# [Entries]

************

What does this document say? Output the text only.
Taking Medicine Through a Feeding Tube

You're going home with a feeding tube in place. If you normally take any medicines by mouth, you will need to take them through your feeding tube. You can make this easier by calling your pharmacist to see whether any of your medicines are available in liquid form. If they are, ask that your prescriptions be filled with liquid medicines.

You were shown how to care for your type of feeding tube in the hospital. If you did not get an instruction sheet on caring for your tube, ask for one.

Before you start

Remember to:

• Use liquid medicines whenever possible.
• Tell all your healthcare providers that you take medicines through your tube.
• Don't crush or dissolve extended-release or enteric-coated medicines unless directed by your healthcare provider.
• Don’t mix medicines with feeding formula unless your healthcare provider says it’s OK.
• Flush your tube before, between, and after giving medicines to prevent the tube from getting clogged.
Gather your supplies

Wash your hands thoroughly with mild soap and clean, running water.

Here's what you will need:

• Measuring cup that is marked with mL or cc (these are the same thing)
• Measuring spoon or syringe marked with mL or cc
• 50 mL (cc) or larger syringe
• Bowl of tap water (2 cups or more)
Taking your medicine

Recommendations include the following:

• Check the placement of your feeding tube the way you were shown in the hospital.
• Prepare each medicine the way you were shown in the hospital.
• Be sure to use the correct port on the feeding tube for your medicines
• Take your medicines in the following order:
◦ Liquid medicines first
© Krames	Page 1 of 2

************

# [Instruction]
Return the material in full, exactly as shown.

# [Answer below]
What does this document say? Output the text only.
Taking Medicine Through a Feeding Tube

You're going home with a feeding tube in place. If you normally take any medicines by mouth, you will need to take them through your feeding tube. You can make this easier by calling your pharmacist to see whether any of your medicines are available in liquid form. If they are, ask that your prescriptions be filled with liquid medicines.

You were shown how to care for your type of feeding tube in the hospital. If you did not get an instruction sheet on caring for your tube, ask for one.

Before you start

Remember to:

• Use liquid medicines whenever possible.
• Tell all your healthcare providers that you take medicines through your tube.
• Don't crush or dissolve extended-release or enteric-coated medicines unless directed by your healthcare provider.
• Don’t mix medicines with feeding formula unless your healthcare provider says it’s OK.
• Flush your tube before, between, and after giving medicines to prevent the tube from getting clogged.
Gather your supplies

Wash your hands thoroughly with mild soap and clean, running water.

Here's what you will need:

• Measuring cup that is marked with mL or cc (these are the same thing)
• Measuring spoon or syringe marked with mL or cc
• 50 mL (cc) or larger syringe
• Bowl of tap water (2 cups or more)
Taking your medicine

Recommendations include the following:

• Check the placement of your feeding tube the way you were shown in the hospital.
• Prepare each medicine the way you were shown in the hospital.
• Be sure to use the correct port on the feeding tube for your medicines
• Take your medicines in the following order:
◦ Liquid medicines first
© Krames	Page 1 of 2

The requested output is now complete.